[THE EXERCISE] Using the material below, copy every line where "text" appears.

[DATASET CONTENT]
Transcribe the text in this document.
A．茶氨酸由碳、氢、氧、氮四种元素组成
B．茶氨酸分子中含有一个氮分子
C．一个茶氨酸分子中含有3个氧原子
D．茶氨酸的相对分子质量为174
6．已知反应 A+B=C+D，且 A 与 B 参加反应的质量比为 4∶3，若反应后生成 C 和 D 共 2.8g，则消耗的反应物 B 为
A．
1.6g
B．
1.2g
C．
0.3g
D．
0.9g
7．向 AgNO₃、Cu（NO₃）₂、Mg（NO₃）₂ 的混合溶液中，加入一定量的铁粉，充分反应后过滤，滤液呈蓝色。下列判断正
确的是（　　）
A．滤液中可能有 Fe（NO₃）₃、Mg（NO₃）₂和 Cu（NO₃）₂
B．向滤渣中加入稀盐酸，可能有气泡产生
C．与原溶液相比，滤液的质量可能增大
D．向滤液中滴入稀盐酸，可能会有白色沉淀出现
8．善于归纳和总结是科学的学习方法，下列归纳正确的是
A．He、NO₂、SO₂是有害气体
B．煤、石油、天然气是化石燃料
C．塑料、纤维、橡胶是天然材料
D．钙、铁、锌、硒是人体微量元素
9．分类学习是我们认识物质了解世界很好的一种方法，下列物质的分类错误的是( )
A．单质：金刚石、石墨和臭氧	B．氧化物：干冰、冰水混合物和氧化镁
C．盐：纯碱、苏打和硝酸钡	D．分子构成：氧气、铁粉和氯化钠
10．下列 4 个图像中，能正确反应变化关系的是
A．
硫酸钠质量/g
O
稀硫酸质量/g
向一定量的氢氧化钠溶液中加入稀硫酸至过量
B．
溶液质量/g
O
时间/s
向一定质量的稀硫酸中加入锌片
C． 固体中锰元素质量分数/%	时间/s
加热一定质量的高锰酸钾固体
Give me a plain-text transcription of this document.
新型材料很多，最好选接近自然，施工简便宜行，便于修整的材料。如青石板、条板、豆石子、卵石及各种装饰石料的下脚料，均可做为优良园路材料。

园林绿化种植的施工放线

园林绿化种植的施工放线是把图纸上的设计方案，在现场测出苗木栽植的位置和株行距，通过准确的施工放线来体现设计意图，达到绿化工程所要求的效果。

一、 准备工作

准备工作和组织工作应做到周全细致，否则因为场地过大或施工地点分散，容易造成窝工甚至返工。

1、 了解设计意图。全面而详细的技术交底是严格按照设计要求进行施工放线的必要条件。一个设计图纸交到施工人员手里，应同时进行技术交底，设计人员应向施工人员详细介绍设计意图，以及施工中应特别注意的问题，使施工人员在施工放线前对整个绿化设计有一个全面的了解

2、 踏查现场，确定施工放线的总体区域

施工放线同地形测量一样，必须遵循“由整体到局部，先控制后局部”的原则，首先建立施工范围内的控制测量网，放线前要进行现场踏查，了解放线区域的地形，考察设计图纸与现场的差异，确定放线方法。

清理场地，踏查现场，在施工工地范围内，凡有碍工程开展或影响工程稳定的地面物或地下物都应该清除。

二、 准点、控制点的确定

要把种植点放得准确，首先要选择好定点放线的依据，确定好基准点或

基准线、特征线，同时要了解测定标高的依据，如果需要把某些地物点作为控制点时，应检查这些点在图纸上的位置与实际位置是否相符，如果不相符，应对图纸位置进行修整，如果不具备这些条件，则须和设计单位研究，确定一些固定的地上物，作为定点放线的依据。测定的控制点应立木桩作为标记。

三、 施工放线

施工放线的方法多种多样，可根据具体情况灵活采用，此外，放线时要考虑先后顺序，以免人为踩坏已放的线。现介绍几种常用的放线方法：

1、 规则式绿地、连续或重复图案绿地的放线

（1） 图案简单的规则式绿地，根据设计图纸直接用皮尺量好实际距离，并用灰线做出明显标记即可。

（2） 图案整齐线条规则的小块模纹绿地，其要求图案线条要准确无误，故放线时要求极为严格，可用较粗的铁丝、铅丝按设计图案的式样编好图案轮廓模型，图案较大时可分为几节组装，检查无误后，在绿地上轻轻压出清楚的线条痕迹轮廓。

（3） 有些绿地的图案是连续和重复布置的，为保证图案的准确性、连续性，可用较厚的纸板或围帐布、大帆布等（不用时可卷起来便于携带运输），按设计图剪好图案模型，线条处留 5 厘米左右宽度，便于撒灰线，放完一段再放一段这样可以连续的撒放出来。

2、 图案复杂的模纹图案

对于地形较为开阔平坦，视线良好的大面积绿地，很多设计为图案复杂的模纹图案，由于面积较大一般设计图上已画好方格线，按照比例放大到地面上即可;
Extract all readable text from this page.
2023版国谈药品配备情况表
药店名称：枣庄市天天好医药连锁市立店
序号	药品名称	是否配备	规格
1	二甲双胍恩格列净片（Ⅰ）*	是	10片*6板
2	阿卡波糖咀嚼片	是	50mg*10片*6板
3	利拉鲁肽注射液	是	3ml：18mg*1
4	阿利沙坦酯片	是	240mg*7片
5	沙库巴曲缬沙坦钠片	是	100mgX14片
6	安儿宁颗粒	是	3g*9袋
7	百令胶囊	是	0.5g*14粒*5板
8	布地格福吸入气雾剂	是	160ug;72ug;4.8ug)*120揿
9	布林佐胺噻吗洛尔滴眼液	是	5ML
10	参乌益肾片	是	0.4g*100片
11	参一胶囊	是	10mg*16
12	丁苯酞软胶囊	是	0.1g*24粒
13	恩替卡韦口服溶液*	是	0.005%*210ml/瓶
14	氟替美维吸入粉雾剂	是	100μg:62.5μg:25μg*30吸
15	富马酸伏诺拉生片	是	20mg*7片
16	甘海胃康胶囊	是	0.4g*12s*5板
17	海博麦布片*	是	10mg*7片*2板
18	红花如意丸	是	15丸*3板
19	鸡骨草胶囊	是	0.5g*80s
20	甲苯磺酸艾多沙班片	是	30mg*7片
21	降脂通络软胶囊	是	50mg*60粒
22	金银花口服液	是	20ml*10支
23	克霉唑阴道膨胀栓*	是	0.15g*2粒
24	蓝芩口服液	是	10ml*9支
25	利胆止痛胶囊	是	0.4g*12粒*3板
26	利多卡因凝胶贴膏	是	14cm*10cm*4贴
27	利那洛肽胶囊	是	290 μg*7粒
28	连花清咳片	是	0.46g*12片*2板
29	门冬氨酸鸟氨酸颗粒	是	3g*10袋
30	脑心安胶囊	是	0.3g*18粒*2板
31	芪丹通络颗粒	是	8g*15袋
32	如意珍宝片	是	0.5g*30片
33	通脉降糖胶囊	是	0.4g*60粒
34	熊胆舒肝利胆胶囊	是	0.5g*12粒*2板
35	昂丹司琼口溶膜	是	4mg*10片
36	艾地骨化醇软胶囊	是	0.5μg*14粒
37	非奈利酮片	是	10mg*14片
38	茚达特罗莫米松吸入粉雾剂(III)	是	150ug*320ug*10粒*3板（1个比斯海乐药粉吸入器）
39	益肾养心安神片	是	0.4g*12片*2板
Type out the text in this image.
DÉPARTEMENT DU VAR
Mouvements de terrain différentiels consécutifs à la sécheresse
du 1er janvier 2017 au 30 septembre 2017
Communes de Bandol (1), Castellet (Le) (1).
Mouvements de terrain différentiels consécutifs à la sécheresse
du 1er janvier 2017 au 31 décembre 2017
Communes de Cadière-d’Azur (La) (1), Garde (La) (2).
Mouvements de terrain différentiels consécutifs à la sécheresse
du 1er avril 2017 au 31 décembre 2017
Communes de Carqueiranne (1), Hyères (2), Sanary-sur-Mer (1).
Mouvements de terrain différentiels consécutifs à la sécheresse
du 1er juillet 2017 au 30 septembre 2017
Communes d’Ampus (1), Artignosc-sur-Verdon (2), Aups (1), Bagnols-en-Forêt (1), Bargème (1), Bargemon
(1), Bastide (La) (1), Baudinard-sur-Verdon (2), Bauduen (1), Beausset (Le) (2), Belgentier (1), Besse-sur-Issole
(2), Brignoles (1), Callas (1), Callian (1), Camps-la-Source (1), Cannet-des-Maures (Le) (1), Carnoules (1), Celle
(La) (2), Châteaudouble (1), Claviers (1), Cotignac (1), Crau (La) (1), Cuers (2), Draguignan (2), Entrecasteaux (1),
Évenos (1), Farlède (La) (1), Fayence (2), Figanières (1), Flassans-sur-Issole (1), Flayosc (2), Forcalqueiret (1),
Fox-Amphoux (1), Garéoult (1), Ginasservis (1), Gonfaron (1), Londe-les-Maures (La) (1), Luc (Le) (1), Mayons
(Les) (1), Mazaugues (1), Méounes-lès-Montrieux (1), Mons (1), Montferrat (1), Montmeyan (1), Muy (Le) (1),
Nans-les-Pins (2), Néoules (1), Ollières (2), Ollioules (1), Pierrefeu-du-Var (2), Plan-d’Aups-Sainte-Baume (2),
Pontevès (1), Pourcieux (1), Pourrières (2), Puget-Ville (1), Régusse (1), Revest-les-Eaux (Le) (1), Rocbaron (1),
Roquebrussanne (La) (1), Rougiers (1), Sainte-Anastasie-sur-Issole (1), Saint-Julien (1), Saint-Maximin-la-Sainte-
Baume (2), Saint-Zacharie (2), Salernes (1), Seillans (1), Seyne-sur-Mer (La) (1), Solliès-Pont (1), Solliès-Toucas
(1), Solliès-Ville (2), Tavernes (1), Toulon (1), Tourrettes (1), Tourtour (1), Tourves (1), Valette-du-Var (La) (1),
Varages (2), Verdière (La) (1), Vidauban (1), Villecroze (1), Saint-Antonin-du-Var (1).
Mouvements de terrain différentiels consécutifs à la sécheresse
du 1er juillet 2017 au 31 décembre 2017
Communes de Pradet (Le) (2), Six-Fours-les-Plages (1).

[RESULT OF THIS EXERCISE]
Transcribe the text in this document.
Give me a plain-text transcription of this document.
Extract all readable text from this page.
Type out the text in this image.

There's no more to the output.